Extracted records
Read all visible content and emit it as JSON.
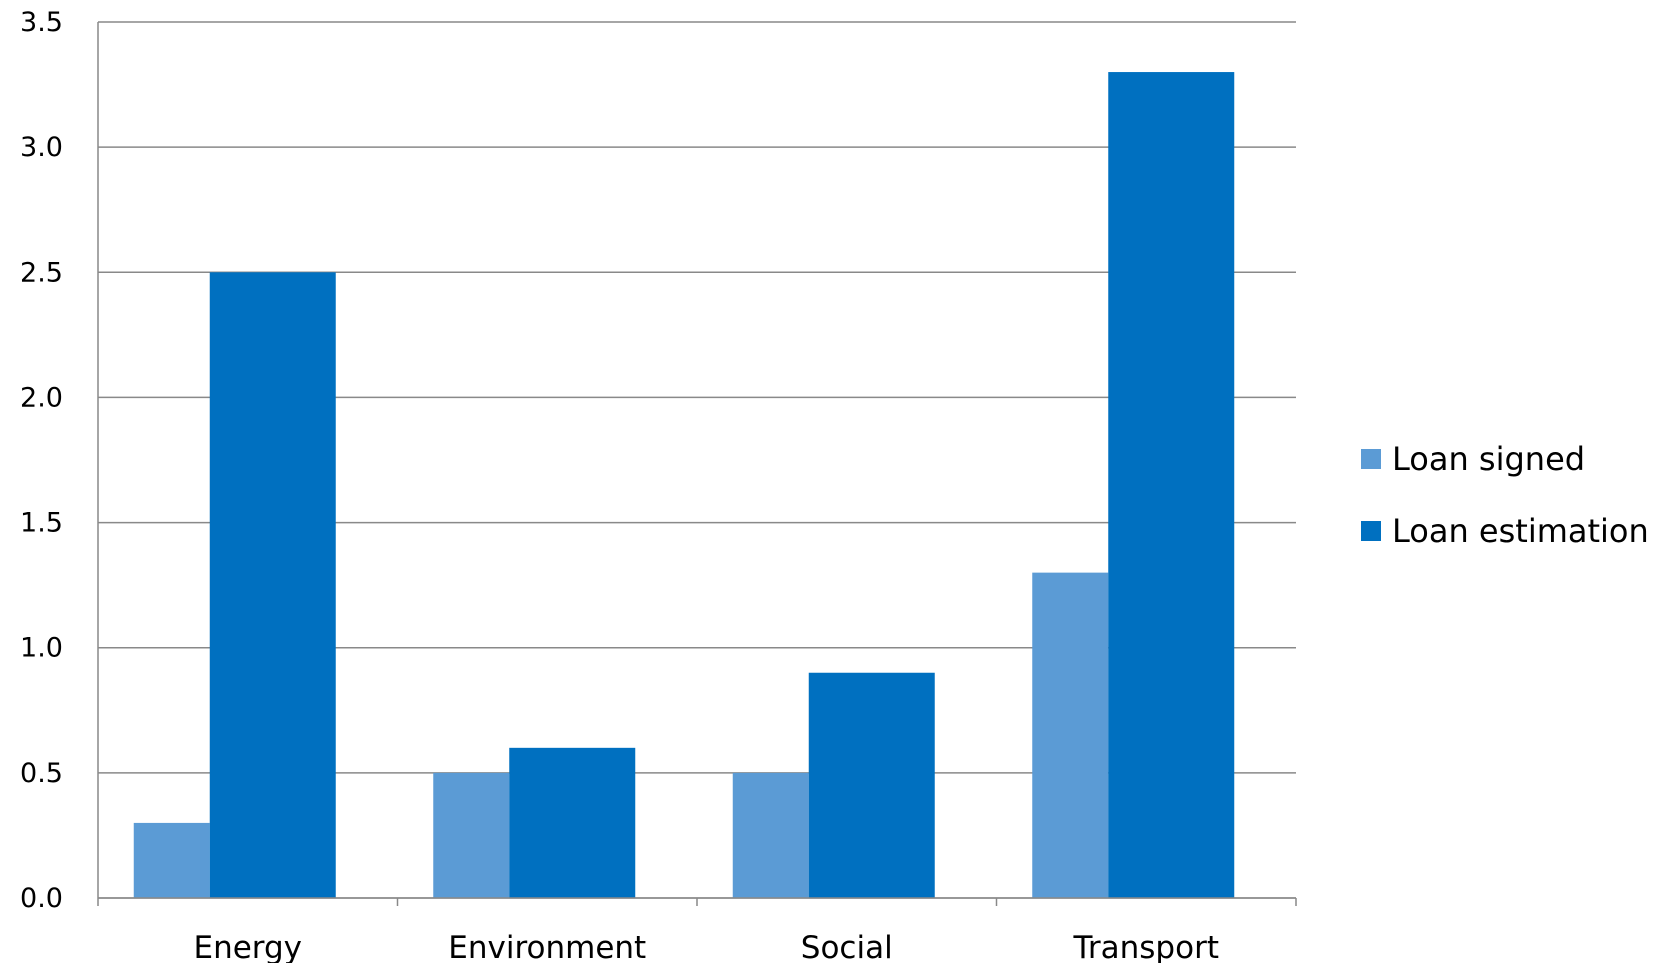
{
  "chart_data": {
    "type": "bar",
    "title": "",
    "xlabel": "",
    "ylabel": "",
    "categories": [
      "Energy",
      "Environment",
      "Social",
      "Transport"
    ],
    "series": [
      {
        "name": "Loan signed",
        "values": [
          0.3,
          0.5,
          0.5,
          1.3
        ],
        "color": "#5b9bd5"
      },
      {
        "name": "Loan estimation",
        "values": [
          2.5,
          0.6,
          0.9,
          3.3
        ],
        "color": "#0070c0"
      }
    ],
    "ylim": [
      0,
      3.5
    ],
    "yticks": [
      "0.0",
      "0.5",
      "1.0",
      "1.5",
      "2.0",
      "2.5",
      "3.0",
      "3.5"
    ],
    "grid": true,
    "legend_position": "right",
    "gridline_color": "#898989"
  }
}
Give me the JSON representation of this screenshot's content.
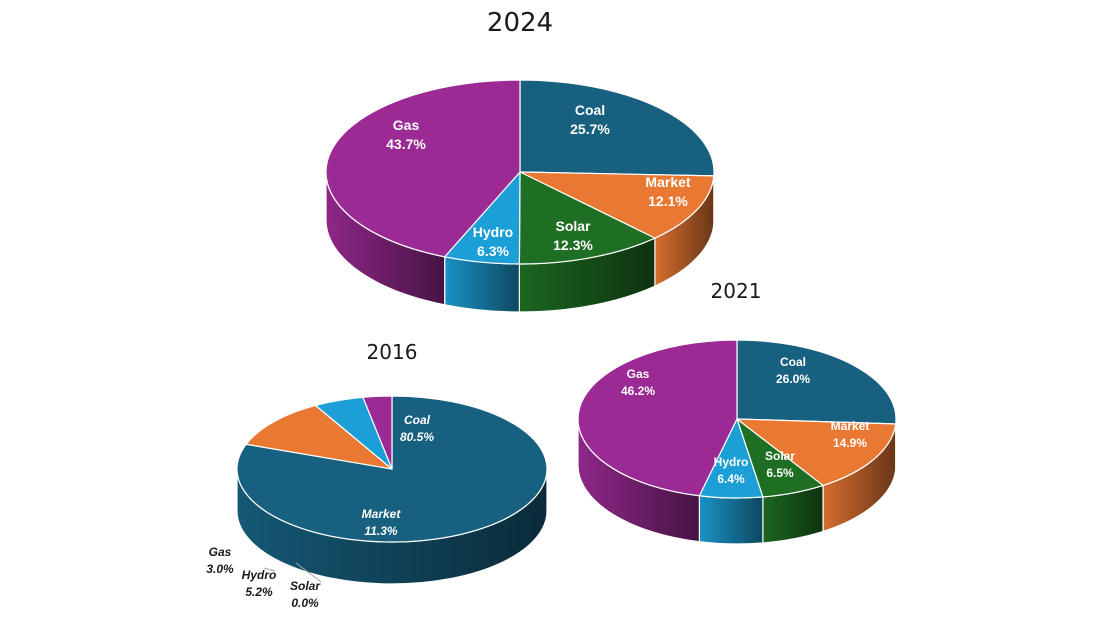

■ **SHORT PROBLEM**
From the entries above, extract each line containing "name".

■ **SOLUTION TO THE PROBLEM**
        "name": "Loan signed",
        "name": "Loan estimation",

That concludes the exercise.